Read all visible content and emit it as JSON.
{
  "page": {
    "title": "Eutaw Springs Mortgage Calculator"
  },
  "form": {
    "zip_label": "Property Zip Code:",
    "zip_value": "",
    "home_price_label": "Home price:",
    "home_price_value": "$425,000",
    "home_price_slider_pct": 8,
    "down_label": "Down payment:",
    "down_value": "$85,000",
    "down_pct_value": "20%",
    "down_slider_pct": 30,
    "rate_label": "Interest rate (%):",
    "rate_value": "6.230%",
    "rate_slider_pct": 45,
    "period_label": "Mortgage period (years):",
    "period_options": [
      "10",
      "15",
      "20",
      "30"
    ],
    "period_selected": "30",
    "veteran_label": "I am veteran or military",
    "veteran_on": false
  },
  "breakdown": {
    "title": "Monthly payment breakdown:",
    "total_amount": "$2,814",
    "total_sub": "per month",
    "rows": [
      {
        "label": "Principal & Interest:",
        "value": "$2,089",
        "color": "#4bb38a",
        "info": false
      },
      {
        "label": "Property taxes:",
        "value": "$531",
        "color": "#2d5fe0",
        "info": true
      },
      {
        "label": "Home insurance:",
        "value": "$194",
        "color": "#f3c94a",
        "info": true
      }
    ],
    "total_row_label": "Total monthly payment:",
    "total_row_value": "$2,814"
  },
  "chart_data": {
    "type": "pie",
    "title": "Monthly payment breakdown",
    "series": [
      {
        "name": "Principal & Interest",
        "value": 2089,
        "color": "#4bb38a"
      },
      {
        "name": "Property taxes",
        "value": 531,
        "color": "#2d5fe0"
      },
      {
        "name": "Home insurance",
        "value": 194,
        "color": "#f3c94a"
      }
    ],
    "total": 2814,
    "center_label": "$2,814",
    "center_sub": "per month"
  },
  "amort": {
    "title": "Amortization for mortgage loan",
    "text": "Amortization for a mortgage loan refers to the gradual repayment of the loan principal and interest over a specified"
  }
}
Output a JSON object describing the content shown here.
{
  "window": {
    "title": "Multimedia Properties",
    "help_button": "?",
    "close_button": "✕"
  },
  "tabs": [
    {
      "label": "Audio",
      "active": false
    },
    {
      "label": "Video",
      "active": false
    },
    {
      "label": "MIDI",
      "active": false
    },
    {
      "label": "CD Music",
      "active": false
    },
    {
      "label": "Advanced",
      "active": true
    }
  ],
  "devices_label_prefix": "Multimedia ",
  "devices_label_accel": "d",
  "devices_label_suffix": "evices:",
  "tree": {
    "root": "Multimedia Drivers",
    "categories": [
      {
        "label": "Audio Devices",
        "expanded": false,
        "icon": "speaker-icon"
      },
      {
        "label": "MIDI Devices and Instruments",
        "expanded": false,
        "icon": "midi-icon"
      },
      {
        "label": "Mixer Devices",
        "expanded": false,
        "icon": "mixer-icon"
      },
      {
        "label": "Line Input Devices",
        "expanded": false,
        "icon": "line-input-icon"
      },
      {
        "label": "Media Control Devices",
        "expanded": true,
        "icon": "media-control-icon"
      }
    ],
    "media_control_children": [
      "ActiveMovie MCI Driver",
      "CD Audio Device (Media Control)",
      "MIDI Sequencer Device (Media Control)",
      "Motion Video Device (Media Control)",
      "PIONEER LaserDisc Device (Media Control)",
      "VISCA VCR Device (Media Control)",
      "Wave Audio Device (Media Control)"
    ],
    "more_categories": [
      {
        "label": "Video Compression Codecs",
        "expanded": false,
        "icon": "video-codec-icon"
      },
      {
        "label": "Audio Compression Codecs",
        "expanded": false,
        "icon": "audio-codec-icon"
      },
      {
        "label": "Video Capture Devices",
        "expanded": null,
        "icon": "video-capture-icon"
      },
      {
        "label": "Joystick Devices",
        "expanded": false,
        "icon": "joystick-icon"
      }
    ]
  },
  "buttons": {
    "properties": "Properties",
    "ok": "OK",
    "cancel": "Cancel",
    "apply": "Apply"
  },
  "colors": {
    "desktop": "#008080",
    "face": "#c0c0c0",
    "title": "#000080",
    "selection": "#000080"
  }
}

☆ ☆ ☆ ☆ ☆

▶ [TO BE DONE]: Copy all lines from the material that hold "Property".

▶ [TASK RESPONSE]:
    "zip_label": "Property Zip Code:",
        "label": "Property taxes:",
        "name": "Property taxes",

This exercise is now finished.